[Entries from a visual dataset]
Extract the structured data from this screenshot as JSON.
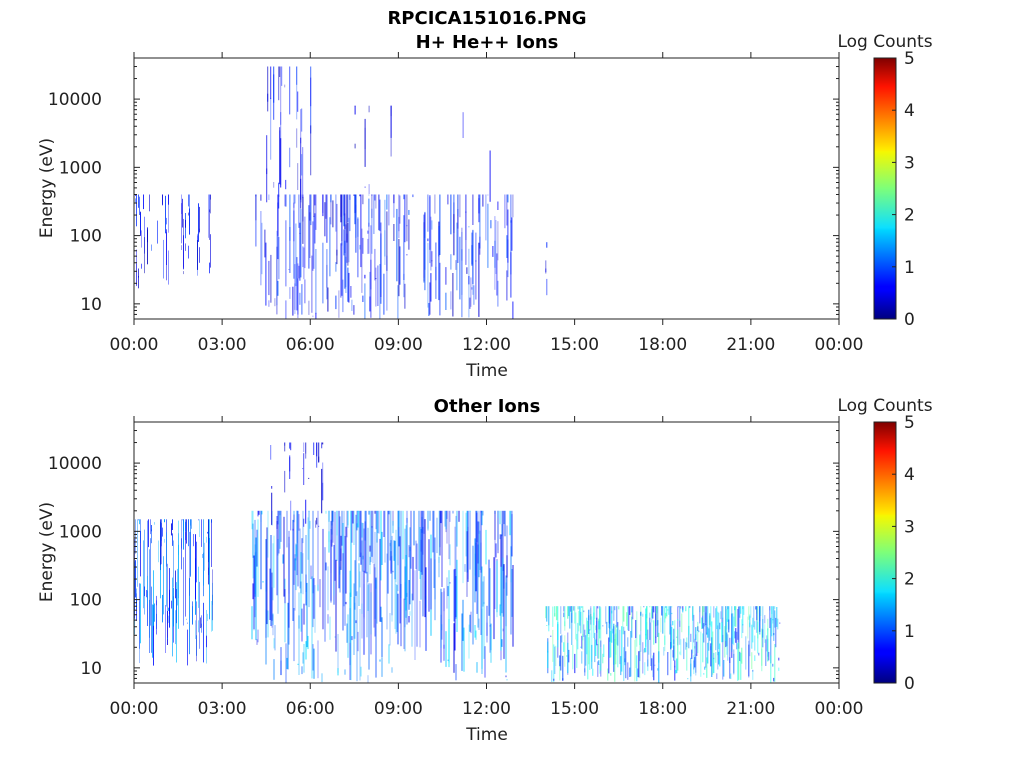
{
  "figure": {
    "filename": "RPCICA151016.PNG"
  },
  "chart_data": [
    {
      "type": "heatmap",
      "title": "H+ He++ Ions",
      "xlabel": "Time",
      "ylabel": "Energy (eV)",
      "x_ticks": [
        "00:00",
        "03:00",
        "06:00",
        "09:00",
        "12:00",
        "15:00",
        "18:00",
        "21:00",
        "00:00"
      ],
      "xlim_hours": [
        0,
        24
      ],
      "y_scale": "log",
      "y_ticks": [
        "10",
        "100",
        "1000",
        "10000"
      ],
      "ylim": [
        6,
        40000
      ],
      "colorbar": {
        "label": "Log Counts",
        "ticks": [
          "0",
          "1",
          "2",
          "3",
          "4",
          "5"
        ],
        "range": [
          0,
          5
        ],
        "colormap": "jet"
      },
      "activity": [
        {
          "start_h": 0.0,
          "end_h": 1.2,
          "e_min": 15,
          "e_max": 400,
          "level": 0.6,
          "density": 0.45
        },
        {
          "start_h": 1.6,
          "end_h": 2.6,
          "e_min": 25,
          "e_max": 400,
          "level": 0.6,
          "density": 0.4
        },
        {
          "start_h": 4.1,
          "end_h": 12.9,
          "e_min": 6,
          "e_max": 400,
          "level": 0.7,
          "density": 0.55
        },
        {
          "start_h": 4.5,
          "end_h": 6.0,
          "e_min": 200,
          "e_max": 30000,
          "level": 0.6,
          "density": 0.35
        },
        {
          "start_h": 7.0,
          "end_h": 12.5,
          "e_min": 300,
          "e_max": 8000,
          "level": 0.4,
          "density": 0.06
        },
        {
          "start_h": 14.0,
          "end_h": 14.06,
          "e_min": 6,
          "e_max": 80,
          "level": 0.8,
          "density": 1.0
        }
      ]
    },
    {
      "type": "heatmap",
      "title": "Other Ions",
      "xlabel": "Time",
      "ylabel": "Energy (eV)",
      "x_ticks": [
        "00:00",
        "03:00",
        "06:00",
        "09:00",
        "12:00",
        "15:00",
        "18:00",
        "21:00",
        "00:00"
      ],
      "xlim_hours": [
        0,
        24
      ],
      "y_scale": "log",
      "y_ticks": [
        "10",
        "100",
        "1000",
        "10000"
      ],
      "ylim": [
        6,
        40000
      ],
      "colorbar": {
        "label": "Log Counts",
        "ticks": [
          "0",
          "1",
          "2",
          "3",
          "4",
          "5"
        ],
        "range": [
          0,
          5
        ],
        "colormap": "jet"
      },
      "activity": [
        {
          "start_h": 0.0,
          "end_h": 2.7,
          "e_min": 10,
          "e_max": 1500,
          "level": 1.0,
          "density": 0.8
        },
        {
          "start_h": 4.0,
          "end_h": 12.9,
          "e_min": 6,
          "e_max": 2000,
          "level": 1.1,
          "density": 0.85
        },
        {
          "start_h": 4.5,
          "end_h": 6.5,
          "e_min": 1000,
          "e_max": 20000,
          "level": 0.5,
          "density": 0.3
        },
        {
          "start_h": 14.0,
          "end_h": 22.0,
          "e_min": 6,
          "e_max": 80,
          "level": 1.5,
          "density": 0.95
        }
      ]
    }
  ]
}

• **Request**
Using the listing above, show each line holding the string "density".

• **Written reply**
          "density": 0.45
          "density": 0.4
          "density": 0.55
          "density": 0.35
          "density": 0.06
          "density": 1.0
          "density": 0.8
          "density": 0.85
          "density": 0.3
          "density": 0.95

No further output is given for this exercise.